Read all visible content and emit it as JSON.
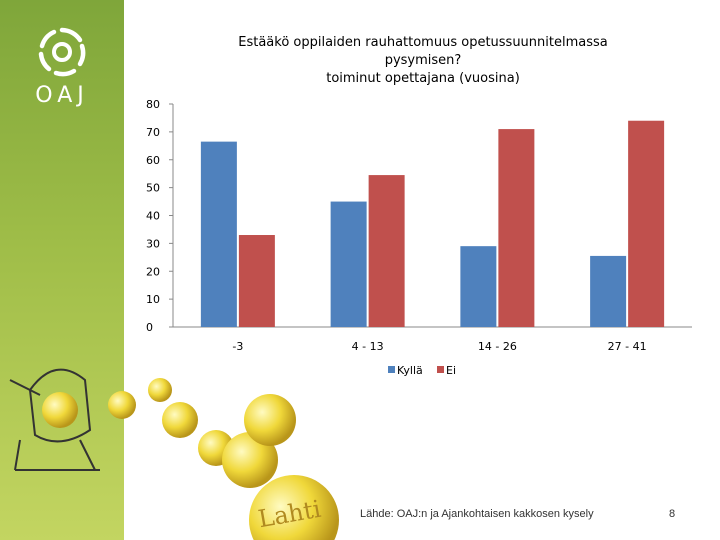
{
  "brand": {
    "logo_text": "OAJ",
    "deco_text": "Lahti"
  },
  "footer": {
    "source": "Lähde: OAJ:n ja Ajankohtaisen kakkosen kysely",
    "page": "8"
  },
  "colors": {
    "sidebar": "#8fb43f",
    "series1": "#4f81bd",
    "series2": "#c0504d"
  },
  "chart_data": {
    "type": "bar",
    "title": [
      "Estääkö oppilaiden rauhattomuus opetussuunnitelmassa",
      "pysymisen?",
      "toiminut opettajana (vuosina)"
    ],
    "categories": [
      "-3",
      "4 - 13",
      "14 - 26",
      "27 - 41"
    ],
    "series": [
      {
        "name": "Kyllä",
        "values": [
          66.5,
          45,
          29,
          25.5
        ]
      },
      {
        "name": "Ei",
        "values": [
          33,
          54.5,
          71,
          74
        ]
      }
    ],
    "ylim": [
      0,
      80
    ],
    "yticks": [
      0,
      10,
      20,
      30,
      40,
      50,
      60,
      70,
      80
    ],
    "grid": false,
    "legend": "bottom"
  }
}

:: Instructions for the task ::
Every entry above should be duplicated exactly. Do not include the images.

:: The result ::
Read all visible content and emit it as JSON.
{
  "brand": {
    "logo_text": "OAJ",
    "deco_text": "Lahti"
  },
  "footer": {
    "source": "Lähde: OAJ:n ja Ajankohtaisen kakkosen kysely",
    "page": "8"
  },
  "colors": {
    "sidebar": "#8fb43f",
    "series1": "#4f81bd",
    "series2": "#c0504d"
  },
  "chart_data": {
    "type": "bar",
    "title": [
      "Estääkö oppilaiden rauhattomuus opetussuunnitelmassa",
      "pysymisen?",
      "toiminut opettajana (vuosina)"
    ],
    "categories": [
      "-3",
      "4 - 13",
      "14 - 26",
      "27 - 41"
    ],
    "series": [
      {
        "name": "Kyllä",
        "values": [
          66.5,
          45,
          29,
          25.5
        ]
      },
      {
        "name": "Ei",
        "values": [
          33,
          54.5,
          71,
          74
        ]
      }
    ],
    "ylim": [
      0,
      80
    ],
    "yticks": [
      0,
      10,
      20,
      30,
      40,
      50,
      60,
      70,
      80
    ],
    "grid": false,
    "legend": "bottom"
  }
}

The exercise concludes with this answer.